======== EXTRACTED ENTRIES ========

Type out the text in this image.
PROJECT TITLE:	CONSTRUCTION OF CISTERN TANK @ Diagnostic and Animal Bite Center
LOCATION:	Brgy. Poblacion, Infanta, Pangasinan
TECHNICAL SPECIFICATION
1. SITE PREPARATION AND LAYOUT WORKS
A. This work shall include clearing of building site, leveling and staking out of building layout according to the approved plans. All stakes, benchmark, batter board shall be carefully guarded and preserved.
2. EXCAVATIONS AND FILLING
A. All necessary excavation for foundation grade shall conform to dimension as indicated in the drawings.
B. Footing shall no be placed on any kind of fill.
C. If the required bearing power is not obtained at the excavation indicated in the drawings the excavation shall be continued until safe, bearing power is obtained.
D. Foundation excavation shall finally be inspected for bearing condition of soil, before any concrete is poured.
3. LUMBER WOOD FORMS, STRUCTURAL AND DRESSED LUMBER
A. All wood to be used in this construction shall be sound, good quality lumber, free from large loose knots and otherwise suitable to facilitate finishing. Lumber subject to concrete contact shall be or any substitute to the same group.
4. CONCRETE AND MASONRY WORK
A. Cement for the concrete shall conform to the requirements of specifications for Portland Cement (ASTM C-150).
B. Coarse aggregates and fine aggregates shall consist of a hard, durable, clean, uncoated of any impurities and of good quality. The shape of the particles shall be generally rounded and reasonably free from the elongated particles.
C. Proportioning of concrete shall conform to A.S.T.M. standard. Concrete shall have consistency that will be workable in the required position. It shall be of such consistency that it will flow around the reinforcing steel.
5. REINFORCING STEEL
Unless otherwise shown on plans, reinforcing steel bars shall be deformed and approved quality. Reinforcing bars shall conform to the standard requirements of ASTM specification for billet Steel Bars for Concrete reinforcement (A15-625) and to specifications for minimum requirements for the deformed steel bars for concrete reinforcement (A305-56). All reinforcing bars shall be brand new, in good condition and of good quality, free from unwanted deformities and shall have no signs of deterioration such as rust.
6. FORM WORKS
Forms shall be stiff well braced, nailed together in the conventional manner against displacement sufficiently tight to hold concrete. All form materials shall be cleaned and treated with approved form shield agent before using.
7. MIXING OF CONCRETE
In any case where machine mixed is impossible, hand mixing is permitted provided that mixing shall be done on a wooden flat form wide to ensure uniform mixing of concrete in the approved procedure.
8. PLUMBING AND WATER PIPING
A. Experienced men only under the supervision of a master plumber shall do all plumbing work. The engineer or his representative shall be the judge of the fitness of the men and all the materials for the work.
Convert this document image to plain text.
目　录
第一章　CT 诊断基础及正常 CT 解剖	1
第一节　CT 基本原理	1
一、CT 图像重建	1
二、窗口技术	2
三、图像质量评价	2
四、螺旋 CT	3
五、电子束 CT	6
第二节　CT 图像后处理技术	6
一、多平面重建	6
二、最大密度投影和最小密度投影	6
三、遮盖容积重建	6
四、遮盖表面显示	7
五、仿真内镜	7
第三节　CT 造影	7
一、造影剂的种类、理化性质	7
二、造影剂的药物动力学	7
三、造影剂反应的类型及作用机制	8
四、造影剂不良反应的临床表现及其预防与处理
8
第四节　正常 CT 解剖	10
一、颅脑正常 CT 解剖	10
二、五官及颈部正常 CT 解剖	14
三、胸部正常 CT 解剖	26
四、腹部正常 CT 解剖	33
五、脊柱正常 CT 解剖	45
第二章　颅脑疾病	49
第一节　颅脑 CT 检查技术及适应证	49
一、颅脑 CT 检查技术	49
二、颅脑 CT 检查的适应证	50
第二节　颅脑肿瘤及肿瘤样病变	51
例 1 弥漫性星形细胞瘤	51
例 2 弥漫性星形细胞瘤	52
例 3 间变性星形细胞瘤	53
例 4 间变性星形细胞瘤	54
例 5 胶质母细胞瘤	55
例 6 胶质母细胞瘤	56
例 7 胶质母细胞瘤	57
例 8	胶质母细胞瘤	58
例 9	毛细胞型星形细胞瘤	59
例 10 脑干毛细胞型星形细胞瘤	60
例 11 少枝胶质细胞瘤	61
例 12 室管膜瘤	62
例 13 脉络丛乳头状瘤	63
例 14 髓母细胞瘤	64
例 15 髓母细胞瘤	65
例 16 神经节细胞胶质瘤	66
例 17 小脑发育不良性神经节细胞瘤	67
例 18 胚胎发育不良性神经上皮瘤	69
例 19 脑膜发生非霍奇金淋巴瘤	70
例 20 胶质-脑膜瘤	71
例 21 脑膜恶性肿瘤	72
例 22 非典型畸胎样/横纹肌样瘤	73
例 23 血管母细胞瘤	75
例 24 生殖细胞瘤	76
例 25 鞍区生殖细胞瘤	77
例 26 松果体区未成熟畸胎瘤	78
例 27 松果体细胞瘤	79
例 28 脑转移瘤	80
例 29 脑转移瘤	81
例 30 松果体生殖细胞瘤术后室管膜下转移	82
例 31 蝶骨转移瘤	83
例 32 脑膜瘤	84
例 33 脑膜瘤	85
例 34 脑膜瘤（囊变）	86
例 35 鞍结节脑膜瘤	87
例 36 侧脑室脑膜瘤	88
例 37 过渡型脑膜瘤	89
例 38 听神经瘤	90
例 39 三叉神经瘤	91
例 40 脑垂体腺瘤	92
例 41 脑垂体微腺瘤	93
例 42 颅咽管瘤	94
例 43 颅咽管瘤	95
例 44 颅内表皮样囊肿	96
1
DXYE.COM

========

▸ PROBLEM DESCRIPTION: Gather each line in the data that holds the string "required".

▸ EXERCISE SOLUTION:
C. If the required bearing power is not obtained at the excavation indicated in the drawings the excavation shall be continued until safe, bearing power is obtained.
C. Proportioning of concrete shall conform to A.S.T.M. standard. Concrete shall have consistency that will be workable in the required position. It shall be of such consistency that it will flow around the reinforcing steel.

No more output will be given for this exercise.